PROBLEM REQUIREMENTS
The records below must be written out exactly, with every picture left behind.

Collected data entries
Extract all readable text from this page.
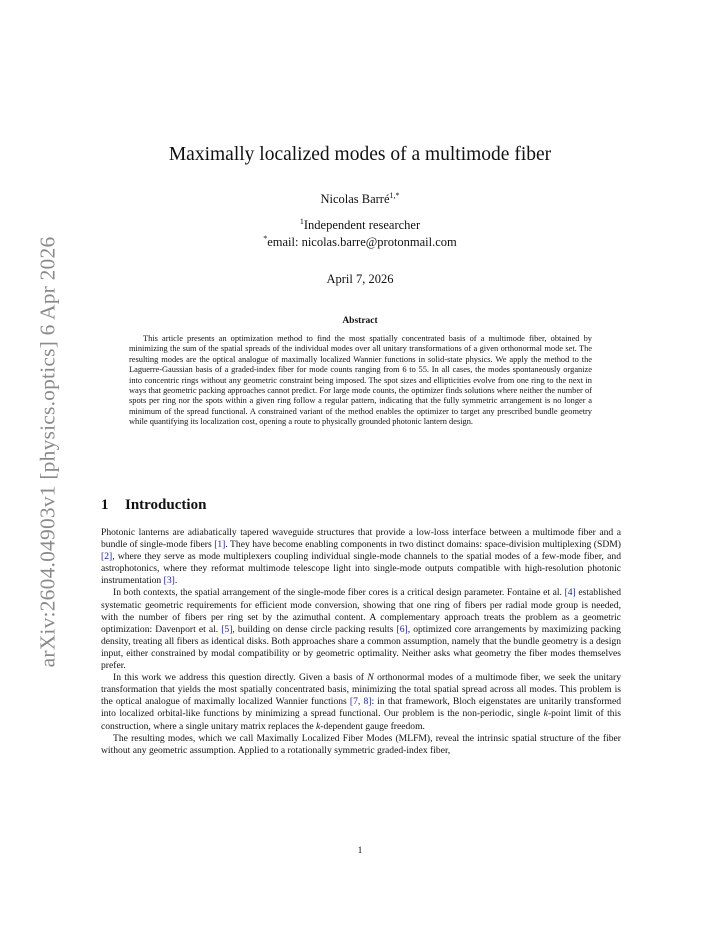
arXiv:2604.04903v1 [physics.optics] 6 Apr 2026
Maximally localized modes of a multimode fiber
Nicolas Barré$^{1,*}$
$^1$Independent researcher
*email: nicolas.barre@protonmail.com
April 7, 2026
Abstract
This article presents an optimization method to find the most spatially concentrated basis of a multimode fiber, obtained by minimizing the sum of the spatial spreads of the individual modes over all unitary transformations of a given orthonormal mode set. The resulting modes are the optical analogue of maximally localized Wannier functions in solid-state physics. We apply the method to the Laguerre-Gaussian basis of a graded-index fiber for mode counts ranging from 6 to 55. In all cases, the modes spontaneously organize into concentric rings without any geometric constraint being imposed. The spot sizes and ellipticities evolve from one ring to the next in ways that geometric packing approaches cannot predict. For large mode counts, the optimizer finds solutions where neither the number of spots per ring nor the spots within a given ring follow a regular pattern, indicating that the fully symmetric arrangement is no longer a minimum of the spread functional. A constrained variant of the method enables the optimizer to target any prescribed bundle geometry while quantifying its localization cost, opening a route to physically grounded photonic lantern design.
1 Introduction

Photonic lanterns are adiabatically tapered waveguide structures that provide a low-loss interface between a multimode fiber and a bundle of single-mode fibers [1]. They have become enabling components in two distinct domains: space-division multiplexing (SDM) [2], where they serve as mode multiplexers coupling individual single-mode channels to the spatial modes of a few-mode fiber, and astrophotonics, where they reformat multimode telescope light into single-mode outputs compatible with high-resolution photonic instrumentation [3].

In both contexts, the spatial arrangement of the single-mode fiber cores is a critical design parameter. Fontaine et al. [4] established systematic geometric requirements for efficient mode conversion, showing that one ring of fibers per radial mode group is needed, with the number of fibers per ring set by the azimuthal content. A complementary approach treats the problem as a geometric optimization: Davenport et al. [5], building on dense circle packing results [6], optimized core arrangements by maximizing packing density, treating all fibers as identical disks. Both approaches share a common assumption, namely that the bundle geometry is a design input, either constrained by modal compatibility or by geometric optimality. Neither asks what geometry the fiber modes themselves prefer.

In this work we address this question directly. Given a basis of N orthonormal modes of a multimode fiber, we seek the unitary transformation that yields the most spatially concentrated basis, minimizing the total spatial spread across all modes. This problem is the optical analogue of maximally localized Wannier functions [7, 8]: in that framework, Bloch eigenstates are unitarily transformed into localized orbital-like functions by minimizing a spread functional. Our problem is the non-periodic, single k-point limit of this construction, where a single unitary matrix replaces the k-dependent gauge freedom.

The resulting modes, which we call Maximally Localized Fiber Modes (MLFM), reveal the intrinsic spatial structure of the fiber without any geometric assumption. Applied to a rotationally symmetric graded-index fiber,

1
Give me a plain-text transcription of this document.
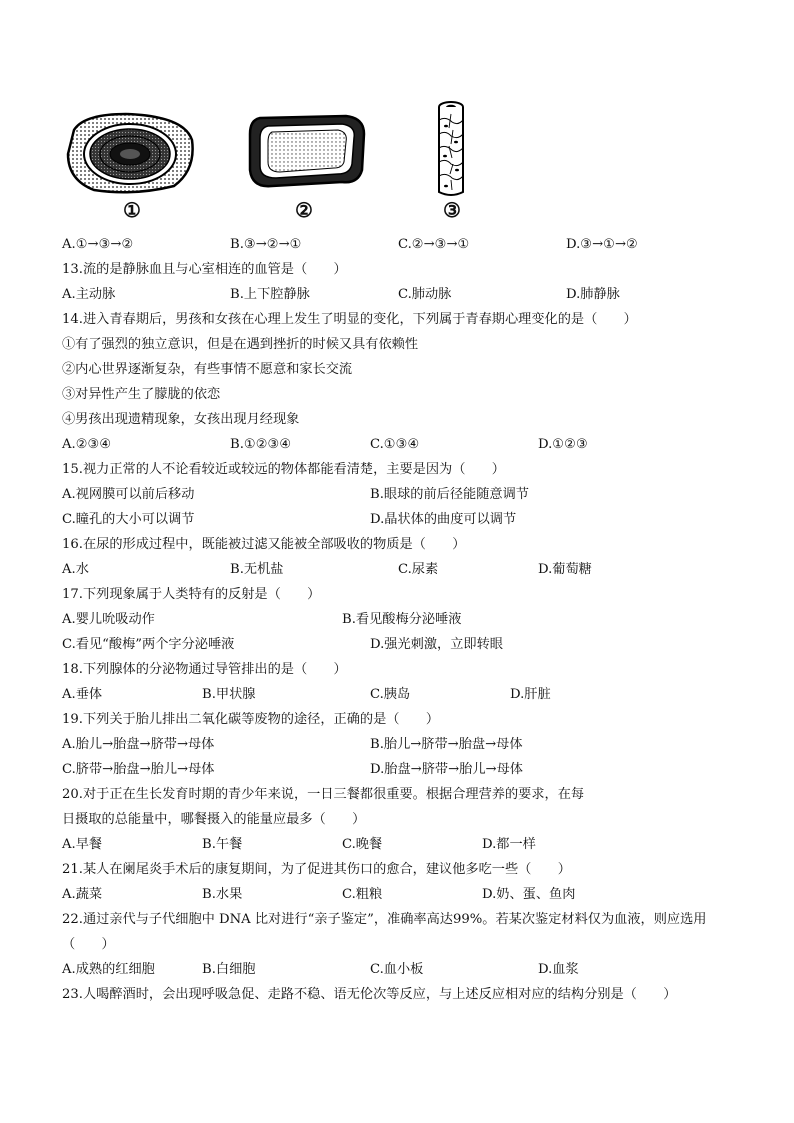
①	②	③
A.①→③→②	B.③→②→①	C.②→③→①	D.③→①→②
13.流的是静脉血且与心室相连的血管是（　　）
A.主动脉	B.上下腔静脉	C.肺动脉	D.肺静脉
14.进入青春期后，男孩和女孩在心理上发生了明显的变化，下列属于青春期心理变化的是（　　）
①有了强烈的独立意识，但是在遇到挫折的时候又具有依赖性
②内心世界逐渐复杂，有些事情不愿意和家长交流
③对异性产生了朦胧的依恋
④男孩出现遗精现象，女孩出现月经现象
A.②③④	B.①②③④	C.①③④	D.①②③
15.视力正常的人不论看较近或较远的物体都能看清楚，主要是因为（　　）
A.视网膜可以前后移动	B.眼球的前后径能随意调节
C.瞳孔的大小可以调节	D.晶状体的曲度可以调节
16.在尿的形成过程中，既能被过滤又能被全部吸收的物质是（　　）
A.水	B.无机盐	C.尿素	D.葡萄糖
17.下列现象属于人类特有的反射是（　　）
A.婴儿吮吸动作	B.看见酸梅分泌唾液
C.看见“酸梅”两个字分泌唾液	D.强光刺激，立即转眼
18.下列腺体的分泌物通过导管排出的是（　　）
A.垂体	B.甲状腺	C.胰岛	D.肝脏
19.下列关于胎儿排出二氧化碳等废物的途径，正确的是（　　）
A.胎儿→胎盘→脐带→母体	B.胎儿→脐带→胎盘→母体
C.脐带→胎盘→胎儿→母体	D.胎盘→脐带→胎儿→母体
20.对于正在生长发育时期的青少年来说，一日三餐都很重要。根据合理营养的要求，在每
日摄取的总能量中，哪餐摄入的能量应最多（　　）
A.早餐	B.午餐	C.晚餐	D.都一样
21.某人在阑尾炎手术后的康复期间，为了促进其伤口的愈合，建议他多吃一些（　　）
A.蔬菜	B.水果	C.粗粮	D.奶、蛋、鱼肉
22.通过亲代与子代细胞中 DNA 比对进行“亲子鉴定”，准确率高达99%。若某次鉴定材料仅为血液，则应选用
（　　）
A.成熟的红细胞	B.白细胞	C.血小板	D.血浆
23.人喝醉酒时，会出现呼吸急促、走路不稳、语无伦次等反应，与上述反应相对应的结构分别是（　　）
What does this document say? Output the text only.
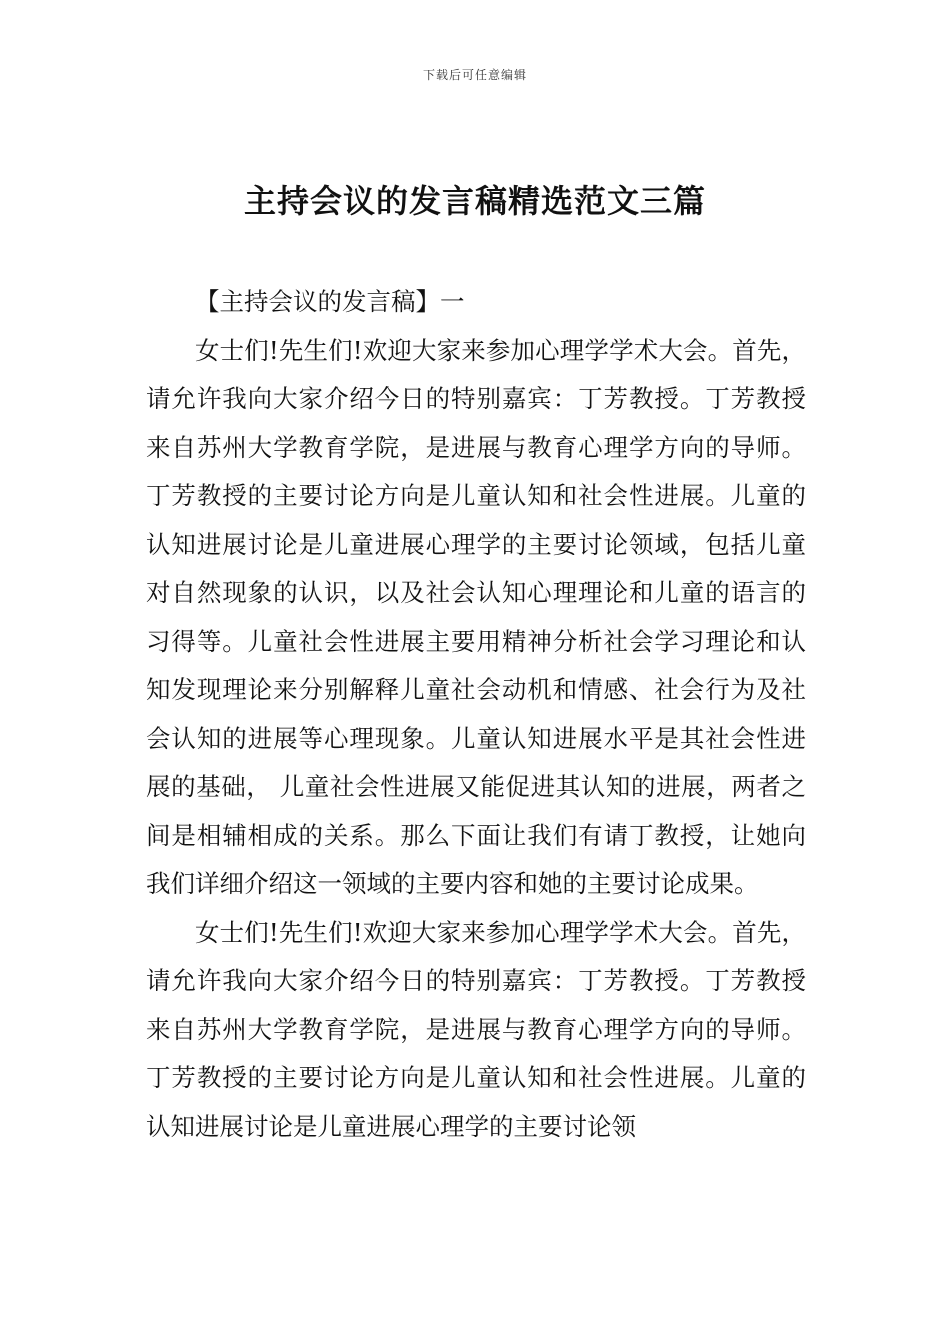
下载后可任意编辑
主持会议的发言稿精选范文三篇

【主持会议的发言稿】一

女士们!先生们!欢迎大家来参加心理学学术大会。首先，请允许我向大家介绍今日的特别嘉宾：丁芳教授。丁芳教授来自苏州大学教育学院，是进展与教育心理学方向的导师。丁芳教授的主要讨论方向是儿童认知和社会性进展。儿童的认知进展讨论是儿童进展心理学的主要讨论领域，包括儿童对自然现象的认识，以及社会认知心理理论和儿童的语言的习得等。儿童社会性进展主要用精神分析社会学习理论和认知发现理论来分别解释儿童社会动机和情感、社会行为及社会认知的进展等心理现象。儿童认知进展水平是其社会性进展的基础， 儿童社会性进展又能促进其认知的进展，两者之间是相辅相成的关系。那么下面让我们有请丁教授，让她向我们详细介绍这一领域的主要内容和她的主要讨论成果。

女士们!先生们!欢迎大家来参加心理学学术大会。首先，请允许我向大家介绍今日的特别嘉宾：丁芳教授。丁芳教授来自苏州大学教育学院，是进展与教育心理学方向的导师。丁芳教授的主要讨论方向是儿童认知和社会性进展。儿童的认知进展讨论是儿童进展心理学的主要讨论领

SOLUTION
Extract all readable text from this page.
arXiv:2604.04903v1 [physics.optics] 6 Apr 2026
Maximally localized modes of a multimode fiber
Nicolas Barré$^{1,*}$
$^1$Independent researcher
*email: nicolas.barre@protonmail.com
April 7, 2026
Abstract
This article presents an optimization method to find the most spatially concentrated basis of a multimode fiber, obtained by minimizing the sum of the spatial spreads of the individual modes over all unitary transformations of a given orthonormal mode set. The resulting modes are the optical analogue of maximally localized Wannier functions in solid-state physics. We apply the method to the Laguerre-Gaussian basis of a graded-index fiber for mode counts ranging from 6 to 55. In all cases, the modes spontaneously organize into concentric rings without any geometric constraint being imposed. The spot sizes and ellipticities evolve from one ring to the next in ways that geometric packing approaches cannot predict. For large mode counts, the optimizer finds solutions where neither the number of spots per ring nor the spots within a given ring follow a regular pattern, indicating that the fully symmetric arrangement is no longer a minimum of the spread functional. A constrained variant of the method enables the optimizer to target any prescribed bundle geometry while quantifying its localization cost, opening a route to physically grounded photonic lantern design.
1 Introduction

Photonic lanterns are adiabatically tapered waveguide structures that provide a low-loss interface between a multimode fiber and a bundle of single-mode fibers [1]. They have become enabling components in two distinct domains: space-division multiplexing (SDM) [2], where they serve as mode multiplexers coupling individual single-mode channels to the spatial modes of a few-mode fiber, and astrophotonics, where they reformat multimode telescope light into single-mode outputs compatible with high-resolution photonic instrumentation [3].

In both contexts, the spatial arrangement of the single-mode fiber cores is a critical design parameter. Fontaine et al. [4] established systematic geometric requirements for efficient mode conversion, showing that one ring of fibers per radial mode group is needed, with the number of fibers per ring set by the azimuthal content. A complementary approach treats the problem as a geometric optimization: Davenport et al. [5], building on dense circle packing results [6], optimized core arrangements by maximizing packing density, treating all fibers as identical disks. Both approaches share a common assumption, namely that the bundle geometry is a design input, either constrained by modal compatibility or by geometric optimality. Neither asks what geometry the fiber modes themselves prefer.

In this work we address this question directly. Given a basis of N orthonormal modes of a multimode fiber, we seek the unitary transformation that yields the most spatially concentrated basis, minimizing the total spatial spread across all modes. This problem is the optical analogue of maximally localized Wannier functions [7, 8]: in that framework, Bloch eigenstates are unitarily transformed into localized orbital-like functions by minimizing a spread functional. Our problem is the non-periodic, single k-point limit of this construction, where a single unitary matrix replaces the k-dependent gauge freedom.

The resulting modes, which we call Maximally Localized Fiber Modes (MLFM), reveal the intrinsic spatial structure of the fiber without any geometric assumption. Applied to a rotationally symmetric graded-index fiber,

1
Give me a plain-text transcription of this document.
①	②	③
A.①→③→②	B.③→②→①	C.②→③→①	D.③→①→②
13.流的是静脉血且与心室相连的血管是（　　）
A.主动脉	B.上下腔静脉	C.肺动脉	D.肺静脉
14.进入青春期后，男孩和女孩在心理上发生了明显的变化，下列属于青春期心理变化的是（　　）
①有了强烈的独立意识，但是在遇到挫折的时候又具有依赖性
②内心世界逐渐复杂，有些事情不愿意和家长交流
③对异性产生了朦胧的依恋
④男孩出现遗精现象，女孩出现月经现象
A.②③④	B.①②③④	C.①③④	D.①②③
15.视力正常的人不论看较近或较远的物体都能看清楚，主要是因为（　　）
A.视网膜可以前后移动	B.眼球的前后径能随意调节
C.瞳孔的大小可以调节	D.晶状体的曲度可以调节
16.在尿的形成过程中，既能被过滤又能被全部吸收的物质是（　　）
A.水	B.无机盐	C.尿素	D.葡萄糖
17.下列现象属于人类特有的反射是（　　）
A.婴儿吮吸动作	B.看见酸梅分泌唾液
C.看见“酸梅”两个字分泌唾液	D.强光刺激，立即转眼
18.下列腺体的分泌物通过导管排出的是（　　）
A.垂体	B.甲状腺	C.胰岛	D.肝脏
19.下列关于胎儿排出二氧化碳等废物的途径，正确的是（　　）
A.胎儿→胎盘→脐带→母体	B.胎儿→脐带→胎盘→母体
C.脐带→胎盘→胎儿→母体	D.胎盘→脐带→胎儿→母体
20.对于正在生长发育时期的青少年来说，一日三餐都很重要。根据合理营养的要求，在每
日摄取的总能量中，哪餐摄入的能量应最多（　　）
A.早餐	B.午餐	C.晚餐	D.都一样
21.某人在阑尾炎手术后的康复期间，为了促进其伤口的愈合，建议他多吃一些（　　）
A.蔬菜	B.水果	C.粗粮	D.奶、蛋、鱼肉
22.通过亲代与子代细胞中 DNA 比对进行“亲子鉴定”，准确率高达99%。若某次鉴定材料仅为血液，则应选用
（　　）
A.成熟的红细胞	B.白细胞	C.血小板	D.血浆
23.人喝醉酒时，会出现呼吸急促、走路不稳、语无伦次等反应，与上述反应相对应的结构分别是（　　）
What does this document say? Output the text only.
下载后可任意编辑
主持会议的发言稿精选范文三篇

【主持会议的发言稿】一

女士们!先生们!欢迎大家来参加心理学学术大会。首先，请允许我向大家介绍今日的特别嘉宾：丁芳教授。丁芳教授来自苏州大学教育学院，是进展与教育心理学方向的导师。丁芳教授的主要讨论方向是儿童认知和社会性进展。儿童的认知进展讨论是儿童进展心理学的主要讨论领域，包括儿童对自然现象的认识，以及社会认知心理理论和儿童的语言的习得等。儿童社会性进展主要用精神分析社会学习理论和认知发现理论来分别解释儿童社会动机和情感、社会行为及社会认知的进展等心理现象。儿童认知进展水平是其社会性进展的基础， 儿童社会性进展又能促进其认知的进展，两者之间是相辅相成的关系。那么下面让我们有请丁教授，让她向我们详细介绍这一领域的主要内容和她的主要讨论成果。

女士们!先生们!欢迎大家来参加心理学学术大会。首先，请允许我向大家介绍今日的特别嘉宾：丁芳教授。丁芳教授来自苏州大学教育学院，是进展与教育心理学方向的导师。丁芳教授的主要讨论方向是儿童认知和社会性进展。儿童的认知进展讨论是儿童进展心理学的主要讨论领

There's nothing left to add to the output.